Print all of the data exactly.

----

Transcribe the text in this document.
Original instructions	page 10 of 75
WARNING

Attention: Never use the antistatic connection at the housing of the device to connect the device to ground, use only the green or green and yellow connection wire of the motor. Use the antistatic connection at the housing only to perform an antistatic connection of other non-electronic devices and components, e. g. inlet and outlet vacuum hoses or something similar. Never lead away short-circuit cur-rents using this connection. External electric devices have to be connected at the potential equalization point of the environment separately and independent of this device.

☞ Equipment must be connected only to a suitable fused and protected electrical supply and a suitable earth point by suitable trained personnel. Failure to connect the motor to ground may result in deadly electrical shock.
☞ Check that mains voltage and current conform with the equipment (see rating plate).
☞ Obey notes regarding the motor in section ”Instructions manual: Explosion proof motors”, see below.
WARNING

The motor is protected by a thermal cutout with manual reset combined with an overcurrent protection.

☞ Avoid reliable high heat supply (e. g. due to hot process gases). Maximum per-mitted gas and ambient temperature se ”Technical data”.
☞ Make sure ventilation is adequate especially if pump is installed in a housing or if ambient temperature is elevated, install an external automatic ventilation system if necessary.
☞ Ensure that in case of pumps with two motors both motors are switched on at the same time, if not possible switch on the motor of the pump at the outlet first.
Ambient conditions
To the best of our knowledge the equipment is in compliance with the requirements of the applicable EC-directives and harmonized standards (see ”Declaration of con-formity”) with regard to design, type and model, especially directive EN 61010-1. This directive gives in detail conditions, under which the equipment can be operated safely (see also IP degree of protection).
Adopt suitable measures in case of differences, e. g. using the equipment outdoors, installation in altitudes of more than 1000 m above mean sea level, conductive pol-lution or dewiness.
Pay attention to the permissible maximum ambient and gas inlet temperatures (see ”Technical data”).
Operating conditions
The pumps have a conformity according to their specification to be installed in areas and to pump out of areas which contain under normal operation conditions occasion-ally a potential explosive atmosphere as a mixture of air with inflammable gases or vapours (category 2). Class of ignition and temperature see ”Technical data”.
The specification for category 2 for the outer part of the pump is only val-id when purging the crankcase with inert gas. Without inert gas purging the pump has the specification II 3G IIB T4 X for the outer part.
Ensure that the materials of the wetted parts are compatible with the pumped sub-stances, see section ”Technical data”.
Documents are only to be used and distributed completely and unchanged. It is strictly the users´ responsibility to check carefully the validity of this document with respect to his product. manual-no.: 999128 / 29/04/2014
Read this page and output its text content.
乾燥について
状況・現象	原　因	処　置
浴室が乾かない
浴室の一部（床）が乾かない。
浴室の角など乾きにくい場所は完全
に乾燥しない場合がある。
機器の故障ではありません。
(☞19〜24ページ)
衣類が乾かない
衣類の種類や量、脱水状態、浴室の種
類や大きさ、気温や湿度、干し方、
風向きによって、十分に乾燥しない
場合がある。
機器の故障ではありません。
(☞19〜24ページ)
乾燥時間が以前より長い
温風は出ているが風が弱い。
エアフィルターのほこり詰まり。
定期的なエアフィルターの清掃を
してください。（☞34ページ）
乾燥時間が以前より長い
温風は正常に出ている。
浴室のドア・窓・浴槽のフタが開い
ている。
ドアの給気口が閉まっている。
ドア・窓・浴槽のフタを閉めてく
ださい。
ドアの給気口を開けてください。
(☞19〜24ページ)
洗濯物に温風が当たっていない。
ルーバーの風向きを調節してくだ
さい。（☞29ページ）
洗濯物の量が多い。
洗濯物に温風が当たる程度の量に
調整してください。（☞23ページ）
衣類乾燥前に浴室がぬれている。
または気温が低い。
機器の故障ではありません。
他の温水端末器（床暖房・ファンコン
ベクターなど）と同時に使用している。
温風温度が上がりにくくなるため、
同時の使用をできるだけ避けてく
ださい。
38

----

-- ANSWER FOR THIS EXERCISE --
Transcribe the text in this document.
Original instructions	page 10 of 75
WARNING

Attention: Never use the antistatic connection at the housing of the device to connect the device to ground, use only the green or green and yellow connection wire of the motor. Use the antistatic connection at the housing only to perform an antistatic connection of other non-electronic devices and components, e. g. inlet and outlet vacuum hoses or something similar. Never lead away short-circuit cur-rents using this connection. External electric devices have to be connected at the potential equalization point of the environment separately and independent of this device.

☞ Equipment must be connected only to a suitable fused and protected electrical supply and a suitable earth point by suitable trained personnel. Failure to connect the motor to ground may result in deadly electrical shock.
☞ Check that mains voltage and current conform with the equipment (see rating plate).
☞ Obey notes regarding the motor in section ”Instructions manual: Explosion proof motors”, see below.
WARNING

The motor is protected by a thermal cutout with manual reset combined with an overcurrent protection.

☞ Avoid reliable high heat supply (e. g. due to hot process gases). Maximum per-mitted gas and ambient temperature se ”Technical data”.
☞ Make sure ventilation is adequate especially if pump is installed in a housing or if ambient temperature is elevated, install an external automatic ventilation system if necessary.
☞ Ensure that in case of pumps with two motors both motors are switched on at the same time, if not possible switch on the motor of the pump at the outlet first.
Ambient conditions
To the best of our knowledge the equipment is in compliance with the requirements of the applicable EC-directives and harmonized standards (see ”Declaration of con-formity”) with regard to design, type and model, especially directive EN 61010-1. This directive gives in detail conditions, under which the equipment can be operated safely (see also IP degree of protection).
Adopt suitable measures in case of differences, e. g. using the equipment outdoors, installation in altitudes of more than 1000 m above mean sea level, conductive pol-lution or dewiness.
Pay attention to the permissible maximum ambient and gas inlet temperatures (see ”Technical data”).
Operating conditions
The pumps have a conformity according to their specification to be installed in areas and to pump out of areas which contain under normal operation conditions occasion-ally a potential explosive atmosphere as a mixture of air with inflammable gases or vapours (category 2). Class of ignition and temperature see ”Technical data”.
The specification for category 2 for the outer part of the pump is only val-id when purging the crankcase with inert gas. Without inert gas purging the pump has the specification II 3G IIB T4 X for the outer part.
Ensure that the materials of the wetted parts are compatible with the pumped sub-stances, see section ”Technical data”.
Documents are only to be used and distributed completely and unchanged. It is strictly the users´ responsibility to check carefully the validity of this document with respect to his product. manual-no.: 999128 / 29/04/2014
Read this page and output its text content.
乾燥について
状況・現象	原　因	処　置
浴室が乾かない
浴室の一部（床）が乾かない。
浴室の角など乾きにくい場所は完全
に乾燥しない場合がある。
機器の故障ではありません。
(☞19〜24ページ)
衣類が乾かない
衣類の種類や量、脱水状態、浴室の種
類や大きさ、気温や湿度、干し方、
風向きによって、十分に乾燥しない
場合がある。
機器の故障ではありません。
(☞19〜24ページ)
乾燥時間が以前より長い
温風は出ているが風が弱い。
エアフィルターのほこり詰まり。
定期的なエアフィルターの清掃を
してください。（☞34ページ）
乾燥時間が以前より長い
温風は正常に出ている。
浴室のドア・窓・浴槽のフタが開い
ている。
ドアの給気口が閉まっている。
ドア・窓・浴槽のフタを閉めてく
ださい。
ドアの給気口を開けてください。
(☞19〜24ページ)
洗濯物に温風が当たっていない。
ルーバーの風向きを調節してくだ
さい。（☞29ページ）
洗濯物の量が多い。
洗濯物に温風が当たる程度の量に
調整してください。（☞23ページ）
衣類乾燥前に浴室がぬれている。
または気温が低い。
機器の故障ではありません。
他の温水端末器（床暖房・ファンコン
ベクターなど）と同時に使用している。
温風温度が上がりにくくなるため、
同時の使用をできるだけ避けてく
ださい。
38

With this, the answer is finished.